◆ Dataset entries:
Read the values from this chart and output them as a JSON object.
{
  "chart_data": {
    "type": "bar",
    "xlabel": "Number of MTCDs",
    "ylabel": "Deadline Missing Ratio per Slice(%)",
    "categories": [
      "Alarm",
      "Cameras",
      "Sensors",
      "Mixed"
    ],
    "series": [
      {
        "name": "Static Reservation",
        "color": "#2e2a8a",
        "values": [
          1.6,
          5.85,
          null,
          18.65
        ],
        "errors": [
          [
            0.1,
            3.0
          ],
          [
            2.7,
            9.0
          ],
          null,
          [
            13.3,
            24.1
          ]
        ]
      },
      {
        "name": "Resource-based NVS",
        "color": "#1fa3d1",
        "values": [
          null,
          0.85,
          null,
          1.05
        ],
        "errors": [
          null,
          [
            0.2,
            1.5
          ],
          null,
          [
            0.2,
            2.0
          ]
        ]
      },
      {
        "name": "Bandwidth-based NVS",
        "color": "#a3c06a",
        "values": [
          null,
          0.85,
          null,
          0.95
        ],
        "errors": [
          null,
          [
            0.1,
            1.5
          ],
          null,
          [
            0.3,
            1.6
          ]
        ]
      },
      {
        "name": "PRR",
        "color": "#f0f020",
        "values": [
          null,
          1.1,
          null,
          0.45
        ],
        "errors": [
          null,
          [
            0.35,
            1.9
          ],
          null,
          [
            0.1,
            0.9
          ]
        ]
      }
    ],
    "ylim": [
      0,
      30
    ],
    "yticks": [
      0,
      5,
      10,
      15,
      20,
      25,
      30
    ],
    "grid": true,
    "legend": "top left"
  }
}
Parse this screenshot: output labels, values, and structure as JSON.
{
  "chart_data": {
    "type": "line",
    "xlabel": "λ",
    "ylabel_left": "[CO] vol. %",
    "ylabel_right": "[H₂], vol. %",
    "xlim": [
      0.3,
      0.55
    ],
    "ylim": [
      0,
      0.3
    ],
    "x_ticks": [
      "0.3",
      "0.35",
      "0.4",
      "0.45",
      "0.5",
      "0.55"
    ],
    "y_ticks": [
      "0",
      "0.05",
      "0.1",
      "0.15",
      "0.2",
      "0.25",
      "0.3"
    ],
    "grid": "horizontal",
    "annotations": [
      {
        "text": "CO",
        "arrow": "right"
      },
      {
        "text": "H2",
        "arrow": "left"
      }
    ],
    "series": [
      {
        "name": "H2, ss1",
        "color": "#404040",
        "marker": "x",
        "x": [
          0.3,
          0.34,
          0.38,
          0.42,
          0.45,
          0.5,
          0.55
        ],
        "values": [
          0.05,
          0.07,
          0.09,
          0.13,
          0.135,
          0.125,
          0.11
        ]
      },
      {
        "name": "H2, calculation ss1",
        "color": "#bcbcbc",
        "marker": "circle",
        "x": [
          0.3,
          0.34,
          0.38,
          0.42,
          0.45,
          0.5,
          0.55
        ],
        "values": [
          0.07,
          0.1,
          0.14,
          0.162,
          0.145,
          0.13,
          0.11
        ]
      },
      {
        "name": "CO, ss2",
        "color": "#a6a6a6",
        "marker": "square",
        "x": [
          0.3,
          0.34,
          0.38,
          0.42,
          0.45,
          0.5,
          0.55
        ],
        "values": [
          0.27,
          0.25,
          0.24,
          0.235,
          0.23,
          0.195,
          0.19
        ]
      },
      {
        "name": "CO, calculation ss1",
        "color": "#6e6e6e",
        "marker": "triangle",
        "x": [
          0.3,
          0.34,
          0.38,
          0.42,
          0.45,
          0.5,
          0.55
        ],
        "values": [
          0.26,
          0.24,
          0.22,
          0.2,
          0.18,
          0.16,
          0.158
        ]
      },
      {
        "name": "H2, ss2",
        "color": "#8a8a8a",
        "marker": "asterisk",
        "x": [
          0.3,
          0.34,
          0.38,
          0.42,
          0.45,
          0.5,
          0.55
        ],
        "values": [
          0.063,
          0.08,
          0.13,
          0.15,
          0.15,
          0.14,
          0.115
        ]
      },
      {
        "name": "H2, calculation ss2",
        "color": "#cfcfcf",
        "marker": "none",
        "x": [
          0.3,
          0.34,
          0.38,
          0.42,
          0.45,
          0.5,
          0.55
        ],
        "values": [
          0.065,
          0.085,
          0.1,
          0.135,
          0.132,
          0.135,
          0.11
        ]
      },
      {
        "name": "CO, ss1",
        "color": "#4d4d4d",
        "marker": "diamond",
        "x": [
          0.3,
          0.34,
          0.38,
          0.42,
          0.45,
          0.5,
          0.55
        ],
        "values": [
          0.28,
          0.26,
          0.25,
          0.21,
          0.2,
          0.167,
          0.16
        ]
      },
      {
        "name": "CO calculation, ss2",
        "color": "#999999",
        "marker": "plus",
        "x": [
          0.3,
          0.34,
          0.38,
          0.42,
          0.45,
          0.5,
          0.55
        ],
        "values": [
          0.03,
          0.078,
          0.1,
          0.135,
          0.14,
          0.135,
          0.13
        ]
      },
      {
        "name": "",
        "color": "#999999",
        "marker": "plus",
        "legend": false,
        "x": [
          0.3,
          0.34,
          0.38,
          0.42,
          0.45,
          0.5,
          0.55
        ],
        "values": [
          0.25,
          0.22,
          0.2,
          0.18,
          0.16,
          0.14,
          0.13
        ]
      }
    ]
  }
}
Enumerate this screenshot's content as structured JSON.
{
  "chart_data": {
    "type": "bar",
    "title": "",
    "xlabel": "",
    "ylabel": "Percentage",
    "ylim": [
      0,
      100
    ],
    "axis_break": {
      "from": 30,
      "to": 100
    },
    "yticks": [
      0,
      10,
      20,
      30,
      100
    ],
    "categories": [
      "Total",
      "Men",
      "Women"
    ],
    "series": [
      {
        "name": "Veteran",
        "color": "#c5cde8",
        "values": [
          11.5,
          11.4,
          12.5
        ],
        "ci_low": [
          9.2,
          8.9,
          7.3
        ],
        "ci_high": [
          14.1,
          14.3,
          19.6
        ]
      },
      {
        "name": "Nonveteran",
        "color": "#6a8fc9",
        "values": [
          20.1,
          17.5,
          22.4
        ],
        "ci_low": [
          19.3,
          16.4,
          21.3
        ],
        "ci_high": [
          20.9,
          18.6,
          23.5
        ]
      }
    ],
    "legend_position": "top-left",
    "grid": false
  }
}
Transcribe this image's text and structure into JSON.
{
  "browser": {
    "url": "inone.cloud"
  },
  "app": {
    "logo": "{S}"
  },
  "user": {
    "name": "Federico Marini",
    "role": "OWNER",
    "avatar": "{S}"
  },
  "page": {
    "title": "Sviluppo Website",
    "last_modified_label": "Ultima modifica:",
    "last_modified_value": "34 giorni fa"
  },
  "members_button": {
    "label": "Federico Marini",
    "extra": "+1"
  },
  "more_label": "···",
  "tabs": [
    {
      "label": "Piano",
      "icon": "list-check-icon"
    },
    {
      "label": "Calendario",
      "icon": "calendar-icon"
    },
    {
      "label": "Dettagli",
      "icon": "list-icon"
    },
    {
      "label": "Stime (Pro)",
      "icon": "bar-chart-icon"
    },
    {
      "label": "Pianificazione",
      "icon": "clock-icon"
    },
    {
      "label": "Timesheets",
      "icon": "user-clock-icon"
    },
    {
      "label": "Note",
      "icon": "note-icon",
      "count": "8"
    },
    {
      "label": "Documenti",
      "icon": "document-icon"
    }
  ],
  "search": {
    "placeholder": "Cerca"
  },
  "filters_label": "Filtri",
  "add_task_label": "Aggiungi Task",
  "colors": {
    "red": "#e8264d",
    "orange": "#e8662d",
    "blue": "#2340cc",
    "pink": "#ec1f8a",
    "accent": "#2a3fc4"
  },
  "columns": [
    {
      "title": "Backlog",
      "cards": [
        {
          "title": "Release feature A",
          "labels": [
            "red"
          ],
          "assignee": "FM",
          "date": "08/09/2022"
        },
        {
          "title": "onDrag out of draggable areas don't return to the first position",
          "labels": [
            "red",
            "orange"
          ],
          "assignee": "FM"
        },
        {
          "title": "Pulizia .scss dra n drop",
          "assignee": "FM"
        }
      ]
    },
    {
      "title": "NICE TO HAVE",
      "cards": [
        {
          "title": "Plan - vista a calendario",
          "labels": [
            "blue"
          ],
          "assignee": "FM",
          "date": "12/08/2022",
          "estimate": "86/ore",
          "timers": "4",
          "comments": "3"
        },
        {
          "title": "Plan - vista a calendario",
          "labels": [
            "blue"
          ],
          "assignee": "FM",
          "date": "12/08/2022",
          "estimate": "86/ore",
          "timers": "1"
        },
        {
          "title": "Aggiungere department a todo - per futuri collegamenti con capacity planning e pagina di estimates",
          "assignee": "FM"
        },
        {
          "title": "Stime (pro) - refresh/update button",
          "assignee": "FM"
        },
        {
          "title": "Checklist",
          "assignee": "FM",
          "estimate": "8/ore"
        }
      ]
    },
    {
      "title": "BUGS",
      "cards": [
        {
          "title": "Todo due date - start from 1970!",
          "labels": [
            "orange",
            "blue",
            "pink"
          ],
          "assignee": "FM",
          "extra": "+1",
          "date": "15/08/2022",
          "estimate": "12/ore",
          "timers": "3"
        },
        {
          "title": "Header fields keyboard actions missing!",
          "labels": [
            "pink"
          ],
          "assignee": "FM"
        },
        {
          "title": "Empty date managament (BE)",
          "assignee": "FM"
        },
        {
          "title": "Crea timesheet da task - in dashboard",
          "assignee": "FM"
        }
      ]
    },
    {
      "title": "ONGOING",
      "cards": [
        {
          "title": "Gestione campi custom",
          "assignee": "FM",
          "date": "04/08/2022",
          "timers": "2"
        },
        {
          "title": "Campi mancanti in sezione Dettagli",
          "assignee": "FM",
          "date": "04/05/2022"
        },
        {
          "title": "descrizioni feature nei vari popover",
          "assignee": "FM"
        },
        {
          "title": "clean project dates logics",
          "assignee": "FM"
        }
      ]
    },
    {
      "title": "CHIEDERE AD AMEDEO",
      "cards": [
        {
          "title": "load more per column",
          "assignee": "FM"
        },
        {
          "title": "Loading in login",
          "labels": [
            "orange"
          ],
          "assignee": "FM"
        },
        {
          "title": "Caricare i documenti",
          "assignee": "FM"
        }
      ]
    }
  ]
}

◆ Instruction: Find the word "screenshot" in the entries above and gather every line that holds it.

◆ Written solution:
Parse this screenshot: output labels, values, and structure as JSON.
Enumerate this screenshot's content as structured JSON.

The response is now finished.